◆ **TASK GOAL**
Count the lines below that contain the word "marker", and report only that number.

[Records about charts and figures]
§ §

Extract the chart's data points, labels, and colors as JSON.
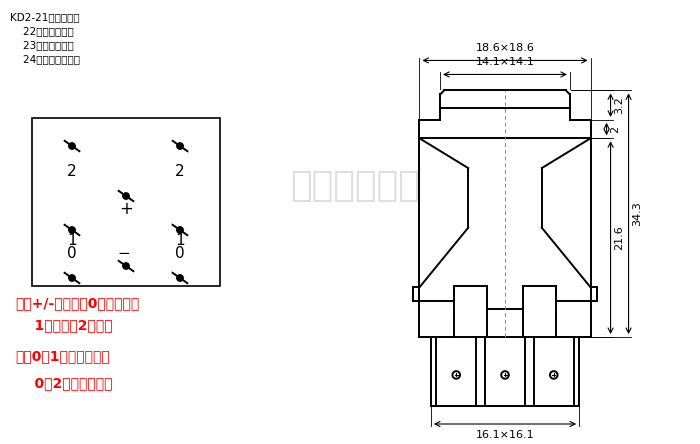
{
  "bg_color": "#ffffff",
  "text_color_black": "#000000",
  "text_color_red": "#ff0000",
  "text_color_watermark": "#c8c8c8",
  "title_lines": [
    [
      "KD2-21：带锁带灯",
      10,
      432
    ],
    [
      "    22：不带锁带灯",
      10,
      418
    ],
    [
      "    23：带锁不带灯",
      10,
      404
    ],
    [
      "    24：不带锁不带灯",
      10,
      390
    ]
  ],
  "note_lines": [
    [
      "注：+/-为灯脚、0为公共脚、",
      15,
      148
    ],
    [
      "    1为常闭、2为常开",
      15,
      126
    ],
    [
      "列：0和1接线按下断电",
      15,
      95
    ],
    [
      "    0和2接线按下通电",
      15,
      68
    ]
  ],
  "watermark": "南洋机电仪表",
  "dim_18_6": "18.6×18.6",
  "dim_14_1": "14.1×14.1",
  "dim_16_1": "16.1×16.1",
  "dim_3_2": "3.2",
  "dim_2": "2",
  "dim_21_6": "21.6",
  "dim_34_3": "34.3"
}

§ §

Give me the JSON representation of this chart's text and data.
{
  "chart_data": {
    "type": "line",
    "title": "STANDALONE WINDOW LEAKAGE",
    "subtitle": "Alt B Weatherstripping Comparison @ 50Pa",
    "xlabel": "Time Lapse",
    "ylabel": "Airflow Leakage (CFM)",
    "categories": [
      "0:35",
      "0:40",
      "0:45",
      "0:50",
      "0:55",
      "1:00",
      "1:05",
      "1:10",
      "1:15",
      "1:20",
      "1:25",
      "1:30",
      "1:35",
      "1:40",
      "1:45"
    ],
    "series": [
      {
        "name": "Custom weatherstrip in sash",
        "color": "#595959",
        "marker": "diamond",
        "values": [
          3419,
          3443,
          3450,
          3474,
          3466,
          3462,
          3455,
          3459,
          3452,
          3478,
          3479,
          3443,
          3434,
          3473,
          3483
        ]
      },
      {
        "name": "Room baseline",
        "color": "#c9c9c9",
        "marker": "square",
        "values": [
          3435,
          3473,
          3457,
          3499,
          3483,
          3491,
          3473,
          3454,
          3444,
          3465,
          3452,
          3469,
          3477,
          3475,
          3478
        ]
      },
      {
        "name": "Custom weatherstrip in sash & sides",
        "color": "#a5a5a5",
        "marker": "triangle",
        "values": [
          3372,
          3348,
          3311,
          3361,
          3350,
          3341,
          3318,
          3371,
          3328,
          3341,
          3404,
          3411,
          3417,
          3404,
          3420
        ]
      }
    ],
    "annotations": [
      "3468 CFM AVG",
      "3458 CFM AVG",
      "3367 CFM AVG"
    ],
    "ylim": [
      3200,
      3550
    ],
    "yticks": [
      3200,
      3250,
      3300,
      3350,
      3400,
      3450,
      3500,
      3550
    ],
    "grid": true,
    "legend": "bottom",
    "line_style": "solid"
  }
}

§ §

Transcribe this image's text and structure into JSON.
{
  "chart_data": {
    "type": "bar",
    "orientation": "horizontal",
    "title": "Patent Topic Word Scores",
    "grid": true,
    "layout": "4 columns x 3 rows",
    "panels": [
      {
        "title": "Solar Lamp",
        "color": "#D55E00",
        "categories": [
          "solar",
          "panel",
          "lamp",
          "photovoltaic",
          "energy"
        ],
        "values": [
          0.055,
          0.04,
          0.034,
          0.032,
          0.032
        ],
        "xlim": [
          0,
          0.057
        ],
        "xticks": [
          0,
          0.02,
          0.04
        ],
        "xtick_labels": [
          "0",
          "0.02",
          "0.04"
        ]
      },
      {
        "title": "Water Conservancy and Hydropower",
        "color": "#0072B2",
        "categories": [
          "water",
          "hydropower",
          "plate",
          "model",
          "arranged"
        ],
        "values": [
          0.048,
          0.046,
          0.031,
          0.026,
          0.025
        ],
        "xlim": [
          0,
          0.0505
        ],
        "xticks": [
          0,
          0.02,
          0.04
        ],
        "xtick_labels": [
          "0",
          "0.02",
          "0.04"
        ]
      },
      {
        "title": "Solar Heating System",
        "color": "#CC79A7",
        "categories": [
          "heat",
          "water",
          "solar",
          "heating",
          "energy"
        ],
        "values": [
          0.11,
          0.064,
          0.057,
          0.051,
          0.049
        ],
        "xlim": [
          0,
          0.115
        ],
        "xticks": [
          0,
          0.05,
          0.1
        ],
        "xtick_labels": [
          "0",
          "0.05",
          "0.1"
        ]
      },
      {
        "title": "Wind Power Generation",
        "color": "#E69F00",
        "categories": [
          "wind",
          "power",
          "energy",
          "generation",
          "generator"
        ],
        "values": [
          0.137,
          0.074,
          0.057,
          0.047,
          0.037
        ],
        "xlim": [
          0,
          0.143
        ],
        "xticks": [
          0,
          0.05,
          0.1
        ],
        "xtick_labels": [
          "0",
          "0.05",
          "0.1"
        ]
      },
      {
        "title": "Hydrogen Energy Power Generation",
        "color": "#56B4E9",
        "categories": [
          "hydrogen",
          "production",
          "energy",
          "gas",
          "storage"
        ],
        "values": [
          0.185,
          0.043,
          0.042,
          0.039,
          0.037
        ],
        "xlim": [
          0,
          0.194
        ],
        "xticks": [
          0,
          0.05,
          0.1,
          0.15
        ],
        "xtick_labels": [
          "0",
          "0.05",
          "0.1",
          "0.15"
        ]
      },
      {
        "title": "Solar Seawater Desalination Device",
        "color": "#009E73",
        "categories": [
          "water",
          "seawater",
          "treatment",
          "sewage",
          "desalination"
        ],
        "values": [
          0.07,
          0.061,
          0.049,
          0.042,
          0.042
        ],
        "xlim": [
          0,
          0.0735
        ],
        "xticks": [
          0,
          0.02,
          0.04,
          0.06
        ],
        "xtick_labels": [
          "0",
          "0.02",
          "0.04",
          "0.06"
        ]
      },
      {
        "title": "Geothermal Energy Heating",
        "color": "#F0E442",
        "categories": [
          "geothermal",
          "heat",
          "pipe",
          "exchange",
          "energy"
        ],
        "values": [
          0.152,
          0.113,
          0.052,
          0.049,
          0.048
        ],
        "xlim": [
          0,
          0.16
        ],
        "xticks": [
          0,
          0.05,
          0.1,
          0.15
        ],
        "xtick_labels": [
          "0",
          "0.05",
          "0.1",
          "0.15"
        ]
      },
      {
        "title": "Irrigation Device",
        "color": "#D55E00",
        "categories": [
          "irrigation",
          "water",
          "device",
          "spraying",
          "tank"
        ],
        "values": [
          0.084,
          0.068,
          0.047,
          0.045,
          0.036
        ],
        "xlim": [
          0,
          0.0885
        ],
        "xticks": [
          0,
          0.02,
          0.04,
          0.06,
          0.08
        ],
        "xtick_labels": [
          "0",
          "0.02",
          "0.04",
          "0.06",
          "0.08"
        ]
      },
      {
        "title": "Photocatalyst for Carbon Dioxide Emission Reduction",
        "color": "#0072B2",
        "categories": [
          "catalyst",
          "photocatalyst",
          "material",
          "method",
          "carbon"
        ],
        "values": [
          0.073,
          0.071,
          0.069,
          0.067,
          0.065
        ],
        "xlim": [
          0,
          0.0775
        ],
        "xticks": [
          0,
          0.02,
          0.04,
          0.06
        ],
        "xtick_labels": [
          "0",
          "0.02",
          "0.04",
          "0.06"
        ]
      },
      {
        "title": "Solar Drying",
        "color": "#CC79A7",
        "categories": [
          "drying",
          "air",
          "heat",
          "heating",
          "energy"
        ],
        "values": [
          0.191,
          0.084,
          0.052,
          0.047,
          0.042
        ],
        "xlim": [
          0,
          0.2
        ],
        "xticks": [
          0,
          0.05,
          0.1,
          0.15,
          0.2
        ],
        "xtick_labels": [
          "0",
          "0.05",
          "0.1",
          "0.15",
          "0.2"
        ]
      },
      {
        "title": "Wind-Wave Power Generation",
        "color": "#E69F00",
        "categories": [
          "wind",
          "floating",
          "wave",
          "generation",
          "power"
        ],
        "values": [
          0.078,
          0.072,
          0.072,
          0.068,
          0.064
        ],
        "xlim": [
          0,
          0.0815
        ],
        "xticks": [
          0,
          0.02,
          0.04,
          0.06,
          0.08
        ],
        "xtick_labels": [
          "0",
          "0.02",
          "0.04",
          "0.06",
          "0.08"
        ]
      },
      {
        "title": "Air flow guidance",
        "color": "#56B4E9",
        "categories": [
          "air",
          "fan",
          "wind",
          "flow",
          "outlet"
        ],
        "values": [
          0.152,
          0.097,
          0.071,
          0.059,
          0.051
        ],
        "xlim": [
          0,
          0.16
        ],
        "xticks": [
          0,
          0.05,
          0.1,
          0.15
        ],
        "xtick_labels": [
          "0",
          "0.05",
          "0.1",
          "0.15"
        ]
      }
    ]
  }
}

§ §

◆ **CORRECT RESULT**
3